-- Start --

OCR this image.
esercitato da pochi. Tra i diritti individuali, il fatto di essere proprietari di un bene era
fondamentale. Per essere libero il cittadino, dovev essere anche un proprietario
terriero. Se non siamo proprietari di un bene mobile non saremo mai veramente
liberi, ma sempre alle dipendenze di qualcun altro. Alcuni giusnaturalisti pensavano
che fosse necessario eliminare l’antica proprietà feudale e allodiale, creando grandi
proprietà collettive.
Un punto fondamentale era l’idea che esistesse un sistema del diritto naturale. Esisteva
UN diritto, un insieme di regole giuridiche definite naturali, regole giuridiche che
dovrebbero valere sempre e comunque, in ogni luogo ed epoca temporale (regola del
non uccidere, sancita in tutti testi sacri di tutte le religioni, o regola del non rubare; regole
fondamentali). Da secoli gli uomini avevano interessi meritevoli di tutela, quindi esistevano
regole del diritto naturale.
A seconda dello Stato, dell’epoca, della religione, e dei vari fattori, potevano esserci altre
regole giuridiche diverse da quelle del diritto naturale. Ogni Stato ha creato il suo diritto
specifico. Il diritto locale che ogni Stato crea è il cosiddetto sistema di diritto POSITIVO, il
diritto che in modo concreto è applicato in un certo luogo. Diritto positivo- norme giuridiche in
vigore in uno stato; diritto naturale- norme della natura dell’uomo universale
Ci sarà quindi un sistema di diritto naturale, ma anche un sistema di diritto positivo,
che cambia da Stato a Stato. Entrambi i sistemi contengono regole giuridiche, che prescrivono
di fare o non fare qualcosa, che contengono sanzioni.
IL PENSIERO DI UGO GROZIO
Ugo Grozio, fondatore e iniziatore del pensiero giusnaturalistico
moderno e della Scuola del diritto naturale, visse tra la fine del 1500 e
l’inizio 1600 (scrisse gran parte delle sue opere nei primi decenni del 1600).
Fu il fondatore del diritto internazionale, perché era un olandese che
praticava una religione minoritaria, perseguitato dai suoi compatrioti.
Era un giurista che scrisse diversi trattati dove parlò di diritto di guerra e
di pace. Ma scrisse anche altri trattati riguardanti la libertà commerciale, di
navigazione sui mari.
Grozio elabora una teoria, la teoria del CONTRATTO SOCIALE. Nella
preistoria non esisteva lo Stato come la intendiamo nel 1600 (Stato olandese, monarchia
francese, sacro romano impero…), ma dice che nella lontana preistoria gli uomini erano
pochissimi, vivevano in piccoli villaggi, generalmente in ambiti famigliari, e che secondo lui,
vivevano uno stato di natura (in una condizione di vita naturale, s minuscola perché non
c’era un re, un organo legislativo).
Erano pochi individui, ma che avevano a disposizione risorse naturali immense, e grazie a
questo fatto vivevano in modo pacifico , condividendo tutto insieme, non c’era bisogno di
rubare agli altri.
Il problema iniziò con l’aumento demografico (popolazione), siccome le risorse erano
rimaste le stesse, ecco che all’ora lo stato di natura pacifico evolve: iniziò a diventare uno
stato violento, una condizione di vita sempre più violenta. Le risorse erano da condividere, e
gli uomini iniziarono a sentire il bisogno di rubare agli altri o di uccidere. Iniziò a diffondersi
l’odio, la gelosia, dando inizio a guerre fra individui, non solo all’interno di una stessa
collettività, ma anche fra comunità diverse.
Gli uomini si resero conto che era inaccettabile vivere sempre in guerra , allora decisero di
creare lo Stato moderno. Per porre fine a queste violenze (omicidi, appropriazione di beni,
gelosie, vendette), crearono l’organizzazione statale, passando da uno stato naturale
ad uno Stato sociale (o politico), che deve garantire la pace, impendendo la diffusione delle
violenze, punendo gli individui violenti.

-- End --

EXERCISE GOAL:
Identify and copy lines that hold the string "insieme".

RESULT:
UN diritto, un insieme di regole giuridiche definite naturali, regole giuridiche che
questo fatto vivevano in modo pacifico , condividendo tutto insieme, non c’era bisogno di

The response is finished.